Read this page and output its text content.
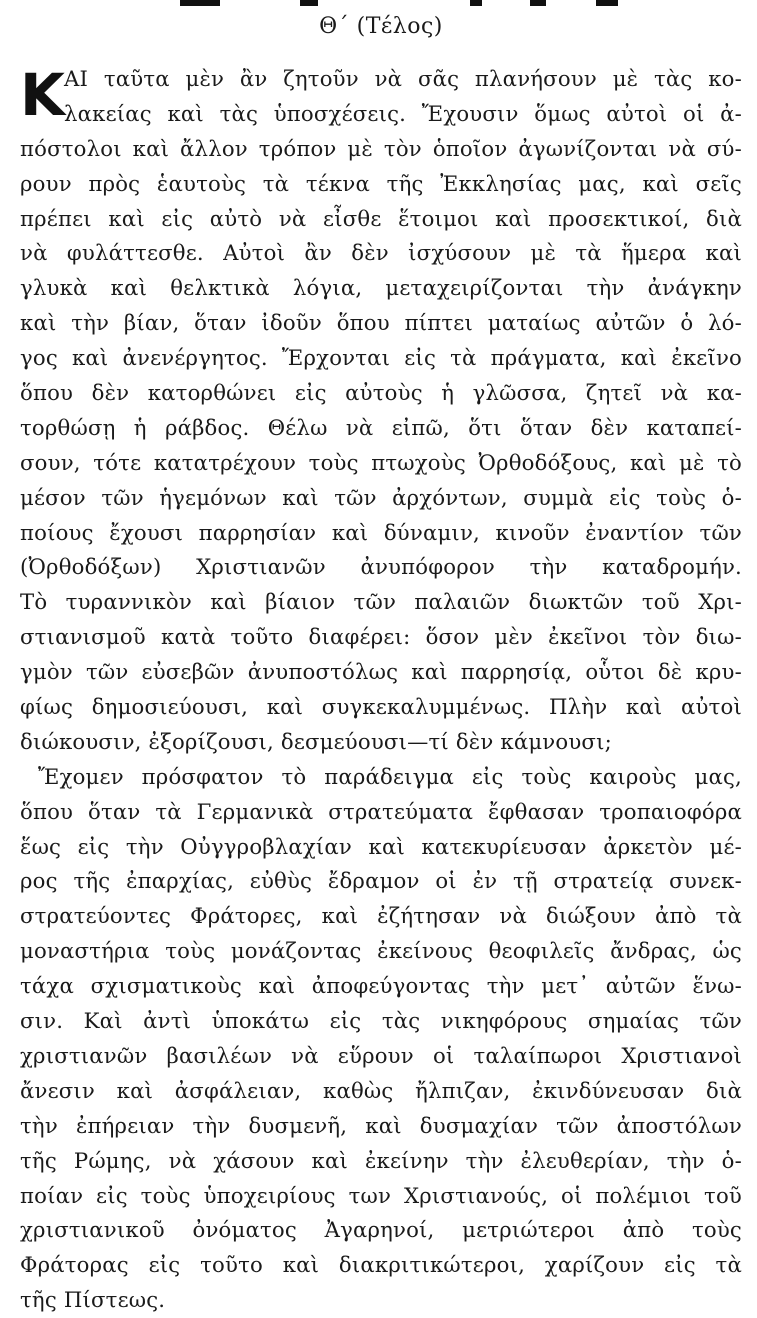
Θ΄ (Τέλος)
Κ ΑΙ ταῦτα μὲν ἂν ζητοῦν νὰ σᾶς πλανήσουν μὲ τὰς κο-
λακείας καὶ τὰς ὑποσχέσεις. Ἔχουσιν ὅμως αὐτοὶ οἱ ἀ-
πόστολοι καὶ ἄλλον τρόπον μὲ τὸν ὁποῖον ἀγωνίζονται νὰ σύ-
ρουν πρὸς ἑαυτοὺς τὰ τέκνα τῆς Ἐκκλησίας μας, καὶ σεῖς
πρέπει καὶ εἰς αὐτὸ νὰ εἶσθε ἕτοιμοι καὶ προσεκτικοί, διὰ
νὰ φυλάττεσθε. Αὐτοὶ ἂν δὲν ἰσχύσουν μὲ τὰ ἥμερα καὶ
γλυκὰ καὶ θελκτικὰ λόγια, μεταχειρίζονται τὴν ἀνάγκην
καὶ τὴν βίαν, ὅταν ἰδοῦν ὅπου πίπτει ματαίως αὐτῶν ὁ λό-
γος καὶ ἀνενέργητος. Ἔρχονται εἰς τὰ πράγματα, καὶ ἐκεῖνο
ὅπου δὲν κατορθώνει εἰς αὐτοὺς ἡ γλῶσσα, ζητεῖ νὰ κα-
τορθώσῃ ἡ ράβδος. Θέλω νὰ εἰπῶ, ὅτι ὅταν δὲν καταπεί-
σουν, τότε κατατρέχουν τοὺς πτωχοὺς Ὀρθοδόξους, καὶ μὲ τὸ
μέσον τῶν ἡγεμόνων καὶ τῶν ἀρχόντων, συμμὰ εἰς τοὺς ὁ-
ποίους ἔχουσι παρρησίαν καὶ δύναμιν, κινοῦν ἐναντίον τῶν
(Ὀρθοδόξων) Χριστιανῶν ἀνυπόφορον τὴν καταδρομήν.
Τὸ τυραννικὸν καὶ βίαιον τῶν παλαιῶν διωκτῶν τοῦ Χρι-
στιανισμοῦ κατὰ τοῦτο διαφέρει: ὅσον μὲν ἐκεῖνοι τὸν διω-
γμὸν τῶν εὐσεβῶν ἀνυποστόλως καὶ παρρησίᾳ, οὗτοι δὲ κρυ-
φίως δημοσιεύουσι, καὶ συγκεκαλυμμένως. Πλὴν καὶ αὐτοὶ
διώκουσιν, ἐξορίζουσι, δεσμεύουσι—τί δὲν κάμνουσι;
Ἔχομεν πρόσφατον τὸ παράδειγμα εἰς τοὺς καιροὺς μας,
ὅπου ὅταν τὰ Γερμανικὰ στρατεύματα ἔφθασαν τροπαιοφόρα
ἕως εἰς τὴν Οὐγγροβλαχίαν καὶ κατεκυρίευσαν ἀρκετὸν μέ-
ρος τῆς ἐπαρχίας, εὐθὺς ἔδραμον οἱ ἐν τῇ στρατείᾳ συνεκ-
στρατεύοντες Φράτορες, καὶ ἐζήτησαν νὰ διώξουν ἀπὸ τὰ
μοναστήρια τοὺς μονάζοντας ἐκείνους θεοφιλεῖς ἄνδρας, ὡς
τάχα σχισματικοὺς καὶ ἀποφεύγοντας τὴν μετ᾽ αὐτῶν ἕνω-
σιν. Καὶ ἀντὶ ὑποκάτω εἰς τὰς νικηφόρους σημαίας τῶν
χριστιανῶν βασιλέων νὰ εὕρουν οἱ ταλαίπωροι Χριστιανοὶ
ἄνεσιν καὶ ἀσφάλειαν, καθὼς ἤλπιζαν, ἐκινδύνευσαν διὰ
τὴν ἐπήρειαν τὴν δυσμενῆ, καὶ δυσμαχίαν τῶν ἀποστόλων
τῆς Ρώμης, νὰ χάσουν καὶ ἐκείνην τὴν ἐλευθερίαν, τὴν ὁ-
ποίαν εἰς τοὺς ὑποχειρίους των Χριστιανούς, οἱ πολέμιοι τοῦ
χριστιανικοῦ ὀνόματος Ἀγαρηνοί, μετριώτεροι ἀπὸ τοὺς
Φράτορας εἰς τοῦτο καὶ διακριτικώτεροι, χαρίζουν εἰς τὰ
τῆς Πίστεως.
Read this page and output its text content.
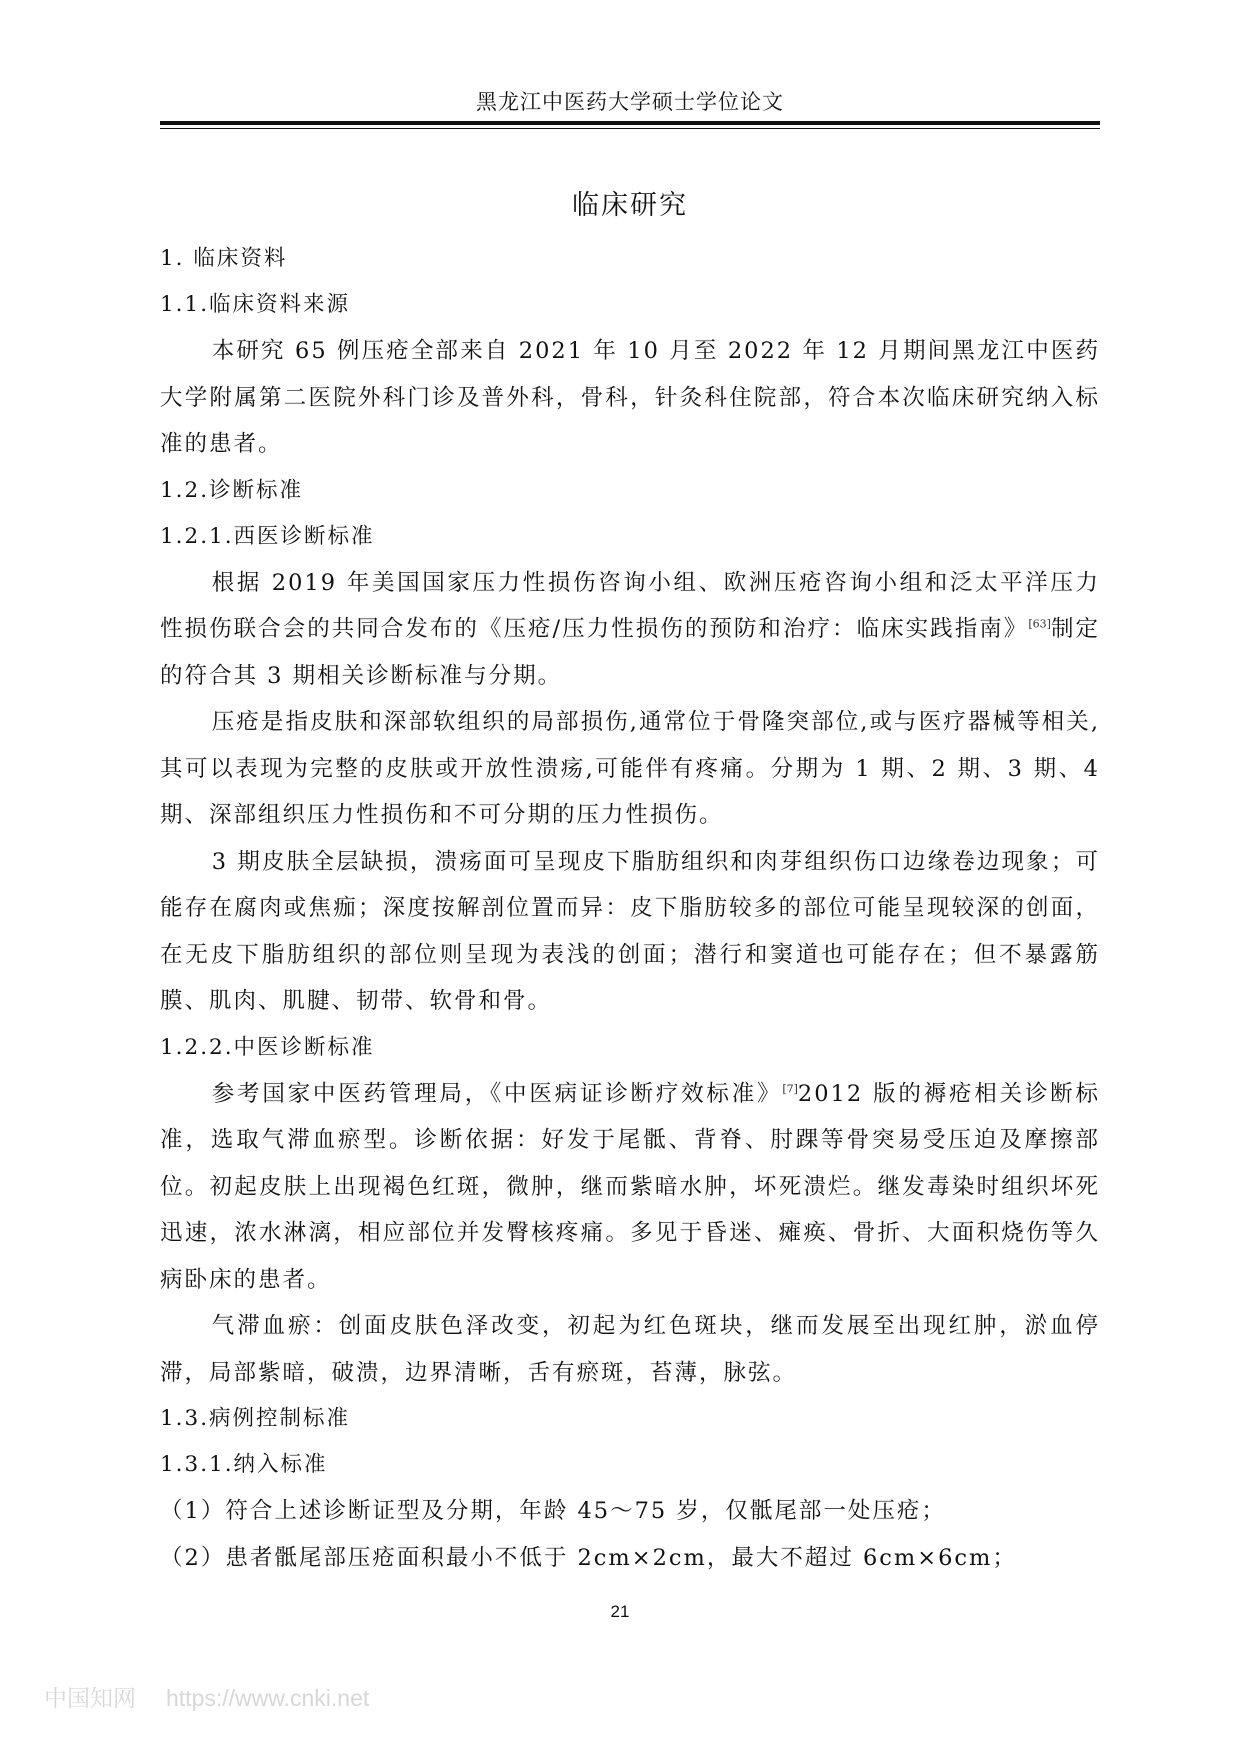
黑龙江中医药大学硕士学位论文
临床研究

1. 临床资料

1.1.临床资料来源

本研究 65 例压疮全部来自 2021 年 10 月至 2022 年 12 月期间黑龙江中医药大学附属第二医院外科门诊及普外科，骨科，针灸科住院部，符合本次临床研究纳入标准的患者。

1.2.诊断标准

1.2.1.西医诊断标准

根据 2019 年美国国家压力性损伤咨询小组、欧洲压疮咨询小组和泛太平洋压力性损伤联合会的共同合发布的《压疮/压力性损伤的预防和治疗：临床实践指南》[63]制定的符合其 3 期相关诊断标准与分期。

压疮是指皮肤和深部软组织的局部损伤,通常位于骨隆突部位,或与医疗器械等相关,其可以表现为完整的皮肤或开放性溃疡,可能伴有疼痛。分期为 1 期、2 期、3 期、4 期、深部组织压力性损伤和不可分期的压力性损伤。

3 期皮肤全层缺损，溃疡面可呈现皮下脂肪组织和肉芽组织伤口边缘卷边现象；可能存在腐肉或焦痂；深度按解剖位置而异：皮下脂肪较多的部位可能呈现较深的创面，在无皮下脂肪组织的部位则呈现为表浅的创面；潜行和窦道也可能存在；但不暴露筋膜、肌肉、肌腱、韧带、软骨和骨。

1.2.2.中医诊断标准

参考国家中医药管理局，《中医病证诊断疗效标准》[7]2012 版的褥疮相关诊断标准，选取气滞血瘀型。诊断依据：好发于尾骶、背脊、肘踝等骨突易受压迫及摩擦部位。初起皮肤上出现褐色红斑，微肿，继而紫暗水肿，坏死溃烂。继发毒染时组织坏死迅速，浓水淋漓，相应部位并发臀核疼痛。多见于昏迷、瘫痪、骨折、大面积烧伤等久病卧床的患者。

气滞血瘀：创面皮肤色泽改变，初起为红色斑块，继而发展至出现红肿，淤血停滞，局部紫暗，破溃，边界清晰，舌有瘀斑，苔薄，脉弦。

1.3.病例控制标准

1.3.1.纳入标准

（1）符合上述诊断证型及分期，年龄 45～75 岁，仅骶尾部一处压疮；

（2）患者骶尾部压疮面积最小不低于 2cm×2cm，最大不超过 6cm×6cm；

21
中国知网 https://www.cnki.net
======
» **TASK TO CARRY OUT**: Leave out the pictures and give the listing above again exactly.

» **RESULT FOR THIS EXERCISE**:
Read this page and output its text content.
Θ΄ (Τέλος)
Κ ΑΙ ταῦτα μὲν ἂν ζητοῦν νὰ σᾶς πλανήσουν μὲ τὰς κο-
λακείας καὶ τὰς ὑποσχέσεις. Ἔχουσιν ὅμως αὐτοὶ οἱ ἀ-
πόστολοι καὶ ἄλλον τρόπον μὲ τὸν ὁποῖον ἀγωνίζονται νὰ σύ-
ρουν πρὸς ἑαυτοὺς τὰ τέκνα τῆς Ἐκκλησίας μας, καὶ σεῖς
πρέπει καὶ εἰς αὐτὸ νὰ εἶσθε ἕτοιμοι καὶ προσεκτικοί, διὰ
νὰ φυλάττεσθε. Αὐτοὶ ἂν δὲν ἰσχύσουν μὲ τὰ ἥμερα καὶ
γλυκὰ καὶ θελκτικὰ λόγια, μεταχειρίζονται τὴν ἀνάγκην
καὶ τὴν βίαν, ὅταν ἰδοῦν ὅπου πίπτει ματαίως αὐτῶν ὁ λό-
γος καὶ ἀνενέργητος. Ἔρχονται εἰς τὰ πράγματα, καὶ ἐκεῖνο
ὅπου δὲν κατορθώνει εἰς αὐτοὺς ἡ γλῶσσα, ζητεῖ νὰ κα-
τορθώσῃ ἡ ράβδος. Θέλω νὰ εἰπῶ, ὅτι ὅταν δὲν καταπεί-
σουν, τότε κατατρέχουν τοὺς πτωχοὺς Ὀρθοδόξους, καὶ μὲ τὸ
μέσον τῶν ἡγεμόνων καὶ τῶν ἀρχόντων, συμμὰ εἰς τοὺς ὁ-
ποίους ἔχουσι παρρησίαν καὶ δύναμιν, κινοῦν ἐναντίον τῶν
(Ὀρθοδόξων) Χριστιανῶν ἀνυπόφορον τὴν καταδρομήν.
Τὸ τυραννικὸν καὶ βίαιον τῶν παλαιῶν διωκτῶν τοῦ Χρι-
στιανισμοῦ κατὰ τοῦτο διαφέρει: ὅσον μὲν ἐκεῖνοι τὸν διω-
γμὸν τῶν εὐσεβῶν ἀνυποστόλως καὶ παρρησίᾳ, οὗτοι δὲ κρυ-
φίως δημοσιεύουσι, καὶ συγκεκαλυμμένως. Πλὴν καὶ αὐτοὶ
διώκουσιν, ἐξορίζουσι, δεσμεύουσι—τί δὲν κάμνουσι;
Ἔχομεν πρόσφατον τὸ παράδειγμα εἰς τοὺς καιροὺς μας,
ὅπου ὅταν τὰ Γερμανικὰ στρατεύματα ἔφθασαν τροπαιοφόρα
ἕως εἰς τὴν Οὐγγροβλαχίαν καὶ κατεκυρίευσαν ἀρκετὸν μέ-
ρος τῆς ἐπαρχίας, εὐθὺς ἔδραμον οἱ ἐν τῇ στρατείᾳ συνεκ-
στρατεύοντες Φράτορες, καὶ ἐζήτησαν νὰ διώξουν ἀπὸ τὰ
μοναστήρια τοὺς μονάζοντας ἐκείνους θεοφιλεῖς ἄνδρας, ὡς
τάχα σχισματικοὺς καὶ ἀποφεύγοντας τὴν μετ᾽ αὐτῶν ἕνω-
σιν. Καὶ ἀντὶ ὑποκάτω εἰς τὰς νικηφόρους σημαίας τῶν
χριστιανῶν βασιλέων νὰ εὕρουν οἱ ταλαίπωροι Χριστιανοὶ
ἄνεσιν καὶ ἀσφάλειαν, καθὼς ἤλπιζαν, ἐκινδύνευσαν διὰ
τὴν ἐπήρειαν τὴν δυσμενῆ, καὶ δυσμαχίαν τῶν ἀποστόλων
τῆς Ρώμης, νὰ χάσουν καὶ ἐκείνην τὴν ἐλευθερίαν, τὴν ὁ-
ποίαν εἰς τοὺς ὑποχειρίους των Χριστιανούς, οἱ πολέμιοι τοῦ
χριστιανικοῦ ὀνόματος Ἀγαρηνοί, μετριώτεροι ἀπὸ τοὺς
Φράτορας εἰς τοῦτο καὶ διακριτικώτεροι, χαρίζουν εἰς τὰ
τῆς Πίστεως.
Read this page and output its text content.
黑龙江中医药大学硕士学位论文
临床研究

1. 临床资料

1.1.临床资料来源

本研究 65 例压疮全部来自 2021 年 10 月至 2022 年 12 月期间黑龙江中医药大学附属第二医院外科门诊及普外科，骨科，针灸科住院部，符合本次临床研究纳入标准的患者。

1.2.诊断标准

1.2.1.西医诊断标准

根据 2019 年美国国家压力性损伤咨询小组、欧洲压疮咨询小组和泛太平洋压力性损伤联合会的共同合发布的《压疮/压力性损伤的预防和治疗：临床实践指南》[63]制定的符合其 3 期相关诊断标准与分期。

压疮是指皮肤和深部软组织的局部损伤,通常位于骨隆突部位,或与医疗器械等相关,其可以表现为完整的皮肤或开放性溃疡,可能伴有疼痛。分期为 1 期、2 期、3 期、4 期、深部组织压力性损伤和不可分期的压力性损伤。

3 期皮肤全层缺损，溃疡面可呈现皮下脂肪组织和肉芽组织伤口边缘卷边现象；可能存在腐肉或焦痂；深度按解剖位置而异：皮下脂肪较多的部位可能呈现较深的创面，在无皮下脂肪组织的部位则呈现为表浅的创面；潜行和窦道也可能存在；但不暴露筋膜、肌肉、肌腱、韧带、软骨和骨。

1.2.2.中医诊断标准

参考国家中医药管理局，《中医病证诊断疗效标准》[7]2012 版的褥疮相关诊断标准，选取气滞血瘀型。诊断依据：好发于尾骶、背脊、肘踝等骨突易受压迫及摩擦部位。初起皮肤上出现褐色红斑，微肿，继而紫暗水肿，坏死溃烂。继发毒染时组织坏死迅速，浓水淋漓，相应部位并发臀核疼痛。多见于昏迷、瘫痪、骨折、大面积烧伤等久病卧床的患者。

气滞血瘀：创面皮肤色泽改变，初起为红色斑块，继而发展至出现红肿，淤血停滞，局部紫暗，破溃，边界清晰，舌有瘀斑，苔薄，脉弦。

1.3.病例控制标准

1.3.1.纳入标准

（1）符合上述诊断证型及分期，年龄 45～75 岁，仅骶尾部一处压疮；

（2）患者骶尾部压疮面积最小不低于 2cm×2cm，最大不超过 6cm×6cm；

21
中国知网 https://www.cnki.net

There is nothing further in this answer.